*Problem to work on*. Review the material line by line. Identify and copy every line that contains the string "please".

(Saved data entries)
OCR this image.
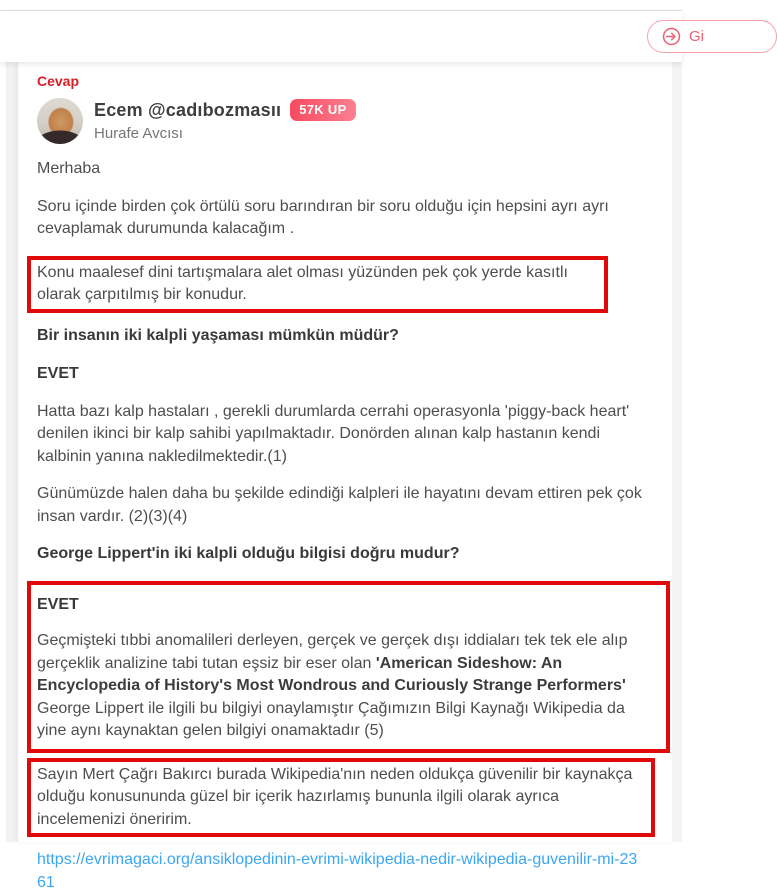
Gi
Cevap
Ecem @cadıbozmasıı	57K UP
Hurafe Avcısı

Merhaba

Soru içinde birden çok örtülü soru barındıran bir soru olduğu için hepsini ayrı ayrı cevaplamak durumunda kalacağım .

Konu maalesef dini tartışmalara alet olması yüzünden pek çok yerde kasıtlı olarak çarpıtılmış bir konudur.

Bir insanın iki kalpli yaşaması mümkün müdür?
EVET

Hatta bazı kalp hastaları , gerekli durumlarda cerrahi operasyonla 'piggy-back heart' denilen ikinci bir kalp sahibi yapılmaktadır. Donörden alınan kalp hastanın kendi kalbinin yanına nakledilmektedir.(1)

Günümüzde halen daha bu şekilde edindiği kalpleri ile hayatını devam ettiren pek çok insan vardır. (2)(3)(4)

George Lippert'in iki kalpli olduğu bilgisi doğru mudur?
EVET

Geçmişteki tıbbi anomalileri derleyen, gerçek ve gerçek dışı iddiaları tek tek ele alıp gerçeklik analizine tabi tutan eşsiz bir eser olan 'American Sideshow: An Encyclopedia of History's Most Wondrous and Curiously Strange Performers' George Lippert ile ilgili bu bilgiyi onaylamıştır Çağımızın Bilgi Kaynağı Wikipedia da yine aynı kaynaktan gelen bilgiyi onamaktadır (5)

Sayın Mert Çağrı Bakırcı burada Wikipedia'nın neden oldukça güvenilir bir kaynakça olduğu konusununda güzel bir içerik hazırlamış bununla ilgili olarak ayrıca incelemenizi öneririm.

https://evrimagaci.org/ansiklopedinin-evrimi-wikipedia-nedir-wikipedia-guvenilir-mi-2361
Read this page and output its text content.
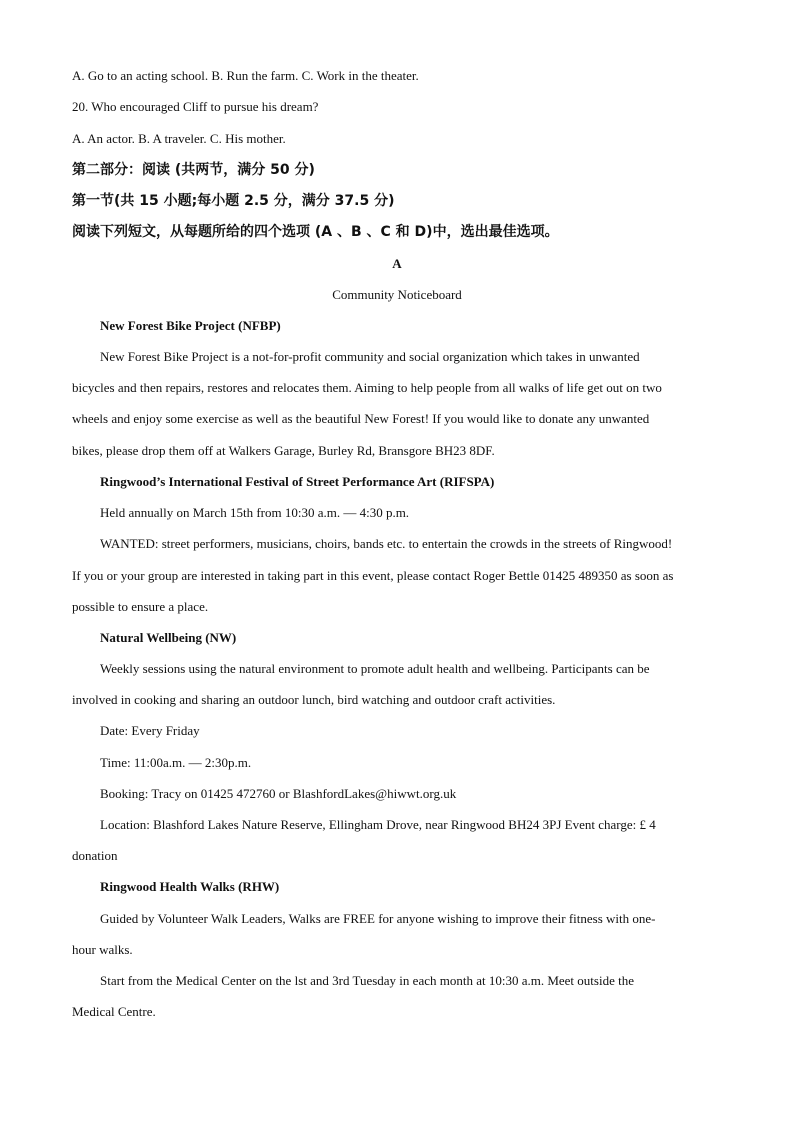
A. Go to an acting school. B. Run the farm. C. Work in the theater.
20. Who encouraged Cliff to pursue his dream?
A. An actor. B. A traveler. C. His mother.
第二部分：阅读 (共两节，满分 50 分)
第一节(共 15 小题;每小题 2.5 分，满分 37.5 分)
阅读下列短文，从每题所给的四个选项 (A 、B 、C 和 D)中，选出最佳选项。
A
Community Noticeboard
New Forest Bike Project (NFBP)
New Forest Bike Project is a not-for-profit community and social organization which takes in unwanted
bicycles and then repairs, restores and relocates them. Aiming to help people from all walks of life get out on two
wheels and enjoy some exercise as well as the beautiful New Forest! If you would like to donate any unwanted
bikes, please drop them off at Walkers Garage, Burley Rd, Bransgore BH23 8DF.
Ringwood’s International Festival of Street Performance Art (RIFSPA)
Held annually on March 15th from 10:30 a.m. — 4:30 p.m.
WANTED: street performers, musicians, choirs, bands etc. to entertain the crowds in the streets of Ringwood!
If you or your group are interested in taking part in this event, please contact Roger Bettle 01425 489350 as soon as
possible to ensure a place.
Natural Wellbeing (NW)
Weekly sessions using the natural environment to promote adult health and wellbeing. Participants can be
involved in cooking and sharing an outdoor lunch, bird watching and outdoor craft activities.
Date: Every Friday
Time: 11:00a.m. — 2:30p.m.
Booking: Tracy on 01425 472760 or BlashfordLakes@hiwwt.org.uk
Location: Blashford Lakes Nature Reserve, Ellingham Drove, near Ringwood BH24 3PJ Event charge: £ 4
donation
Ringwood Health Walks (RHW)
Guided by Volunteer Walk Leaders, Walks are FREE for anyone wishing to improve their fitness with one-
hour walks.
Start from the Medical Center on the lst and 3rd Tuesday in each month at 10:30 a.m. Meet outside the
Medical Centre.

*Complete response*.
bikes, please drop them off at Walkers Garage, Burley Rd, Bransgore BH23 8DF.
If you or your group are interested in taking part in this event, please contact Roger Bettle 01425 489350 as soon as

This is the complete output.